--- begin Records provided ---
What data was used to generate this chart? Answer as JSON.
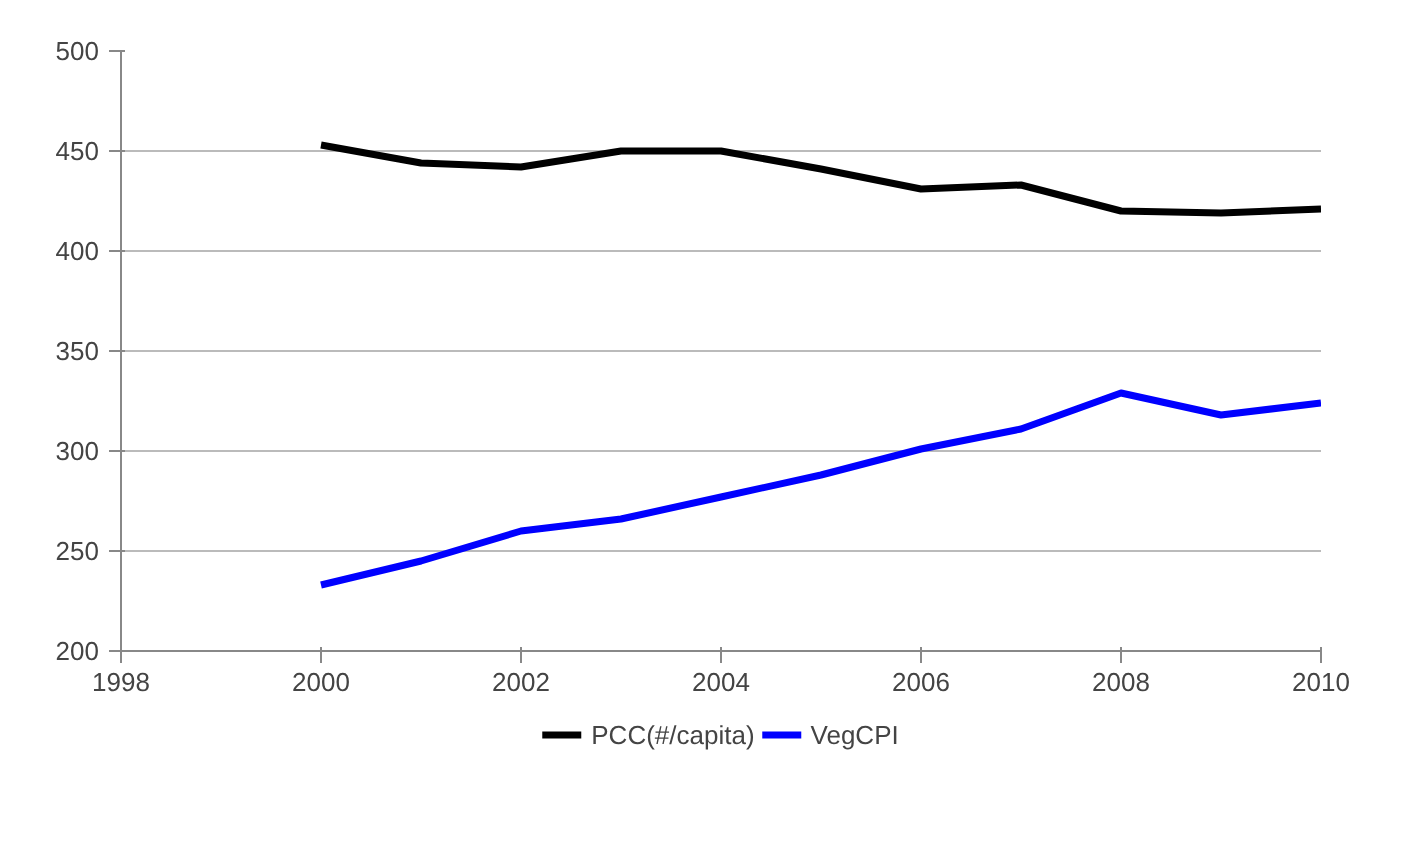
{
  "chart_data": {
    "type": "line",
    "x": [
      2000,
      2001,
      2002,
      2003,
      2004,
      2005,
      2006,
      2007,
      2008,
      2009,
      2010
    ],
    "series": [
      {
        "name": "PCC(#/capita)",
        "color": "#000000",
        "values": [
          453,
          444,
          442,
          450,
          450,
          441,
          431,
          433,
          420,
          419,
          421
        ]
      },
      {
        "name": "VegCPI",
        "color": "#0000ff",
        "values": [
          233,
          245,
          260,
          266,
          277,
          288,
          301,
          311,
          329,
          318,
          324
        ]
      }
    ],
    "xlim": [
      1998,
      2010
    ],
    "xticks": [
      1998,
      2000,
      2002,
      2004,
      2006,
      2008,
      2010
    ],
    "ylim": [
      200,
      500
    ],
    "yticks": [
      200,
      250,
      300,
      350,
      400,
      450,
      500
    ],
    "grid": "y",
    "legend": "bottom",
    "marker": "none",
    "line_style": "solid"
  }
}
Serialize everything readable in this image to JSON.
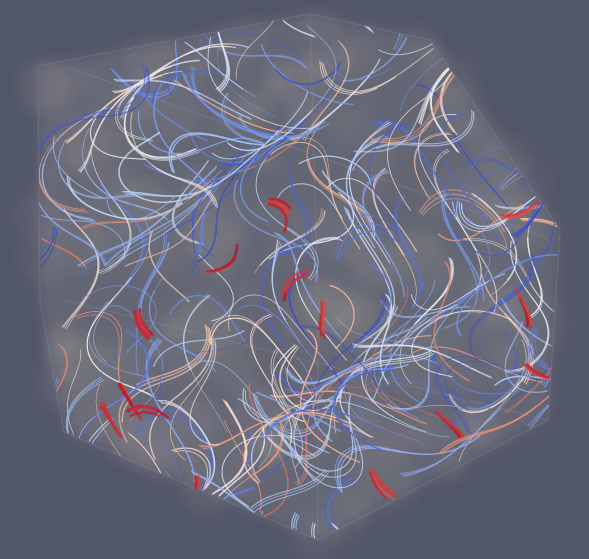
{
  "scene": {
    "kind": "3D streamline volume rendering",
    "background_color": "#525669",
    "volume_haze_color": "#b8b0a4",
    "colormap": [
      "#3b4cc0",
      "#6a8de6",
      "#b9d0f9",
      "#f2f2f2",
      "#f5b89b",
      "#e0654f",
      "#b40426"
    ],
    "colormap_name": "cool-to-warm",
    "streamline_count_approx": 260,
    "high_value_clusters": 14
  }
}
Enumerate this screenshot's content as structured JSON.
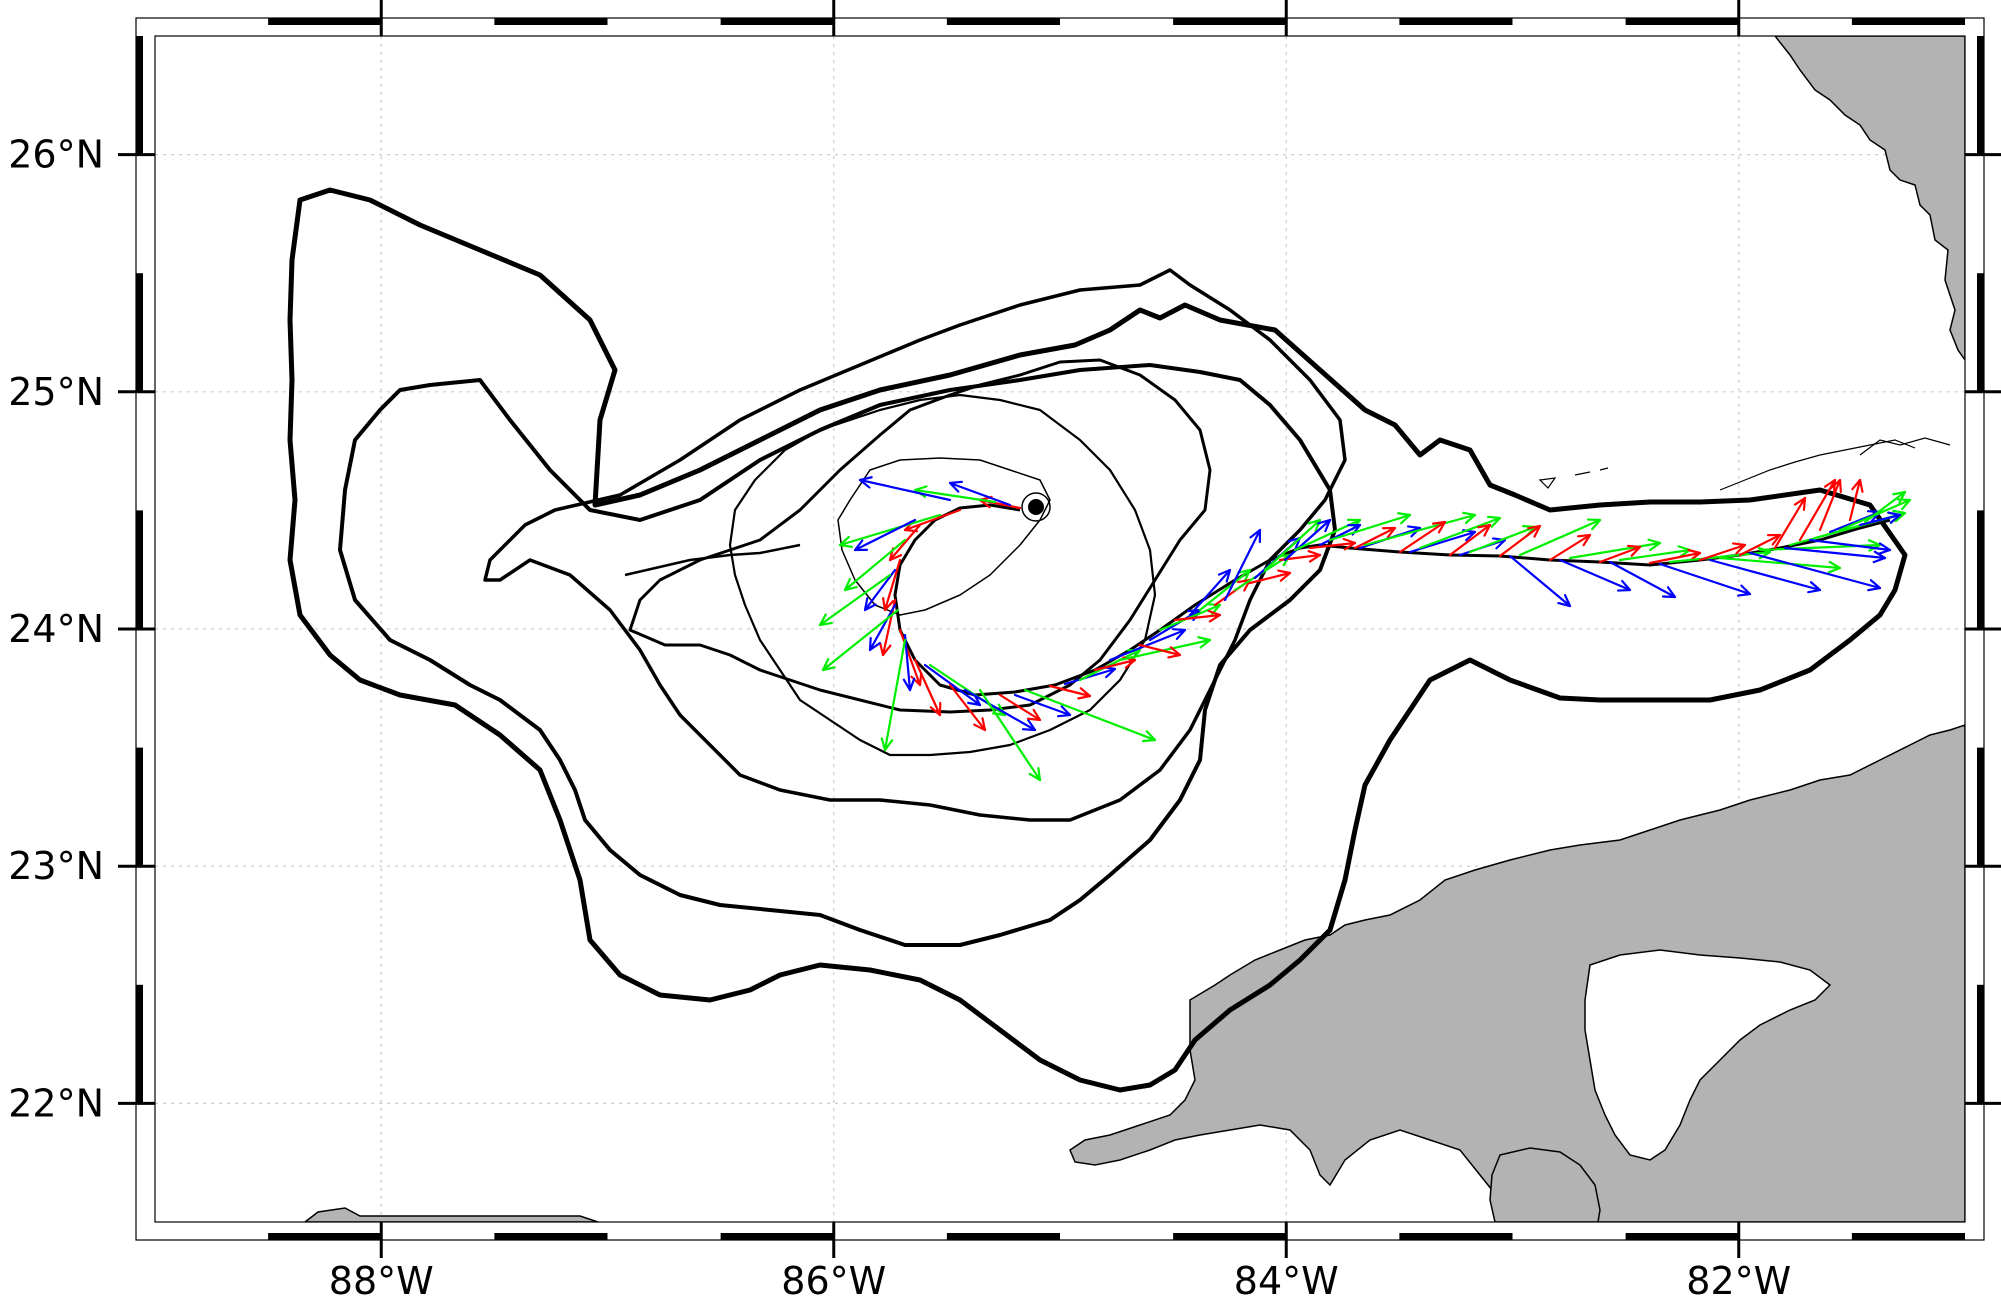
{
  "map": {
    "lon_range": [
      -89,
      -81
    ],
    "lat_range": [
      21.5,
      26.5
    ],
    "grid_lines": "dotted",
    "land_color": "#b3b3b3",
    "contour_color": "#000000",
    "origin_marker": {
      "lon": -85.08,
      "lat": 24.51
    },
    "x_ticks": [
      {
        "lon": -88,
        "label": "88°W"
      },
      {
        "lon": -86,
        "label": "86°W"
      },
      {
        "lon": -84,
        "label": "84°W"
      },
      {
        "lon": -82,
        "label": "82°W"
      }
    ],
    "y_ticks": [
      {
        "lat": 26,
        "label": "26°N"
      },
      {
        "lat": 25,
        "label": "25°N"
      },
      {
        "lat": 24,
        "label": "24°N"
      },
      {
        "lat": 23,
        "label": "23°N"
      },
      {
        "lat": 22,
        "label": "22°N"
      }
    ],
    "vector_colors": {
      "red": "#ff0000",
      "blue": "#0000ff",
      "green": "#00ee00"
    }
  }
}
--- end Records provided ---
# Work instructions:
Make an exact copy of the records shown above, without the pictures.

# Solution for this problem:
What data was used to generate this chart? Answer as JSON.
{
  "chart_data": {
    "type": "line",
    "x": [
      2000,
      2001,
      2002,
      2003,
      2004,
      2005,
      2006,
      2007,
      2008,
      2009,
      2010
    ],
    "series": [
      {
        "name": "PCC(#/capita)",
        "color": "#000000",
        "values": [
          453,
          444,
          442,
          450,
          450,
          441,
          431,
          433,
          420,
          419,
          421
        ]
      },
      {
        "name": "VegCPI",
        "color": "#0000ff",
        "values": [
          233,
          245,
          260,
          266,
          277,
          288,
          301,
          311,
          329,
          318,
          324
        ]
      }
    ],
    "xlim": [
      1998,
      2010
    ],
    "xticks": [
      1998,
      2000,
      2002,
      2004,
      2006,
      2008,
      2010
    ],
    "ylim": [
      200,
      500
    ],
    "yticks": [
      200,
      250,
      300,
      350,
      400,
      450,
      500
    ],
    "grid": "y",
    "legend": "bottom",
    "marker": "none",
    "line_style": "solid"
  }
}
Serialize everything readable in this image to JSON.
{
  "scene": {
    "kind": "3D streamline volume rendering",
    "background_color": "#525669",
    "volume_haze_color": "#b8b0a4",
    "colormap": [
      "#3b4cc0",
      "#6a8de6",
      "#b9d0f9",
      "#f2f2f2",
      "#f5b89b",
      "#e0654f",
      "#b40426"
    ],
    "colormap_name": "cool-to-warm",
    "streamline_count_approx": 260,
    "high_value_clusters": 14
  }
}
Enumerate this screenshot's content as structured JSON.
{
  "map": {
    "lon_range": [
      -89,
      -81
    ],
    "lat_range": [
      21.5,
      26.5
    ],
    "grid_lines": "dotted",
    "land_color": "#b3b3b3",
    "contour_color": "#000000",
    "origin_marker": {
      "lon": -85.08,
      "lat": 24.51
    },
    "x_ticks": [
      {
        "lon": -88,
        "label": "88°W"
      },
      {
        "lon": -86,
        "label": "86°W"
      },
      {
        "lon": -84,
        "label": "84°W"
      },
      {
        "lon": -82,
        "label": "82°W"
      }
    ],
    "y_ticks": [
      {
        "lat": 26,
        "label": "26°N"
      },
      {
        "lat": 25,
        "label": "25°N"
      },
      {
        "lat": 24,
        "label": "24°N"
      },
      {
        "lat": 23,
        "label": "23°N"
      },
      {
        "lat": 22,
        "label": "22°N"
      }
    ],
    "vector_colors": {
      "red": "#ff0000",
      "blue": "#0000ff",
      "green": "#00ee00"
    }
  }
}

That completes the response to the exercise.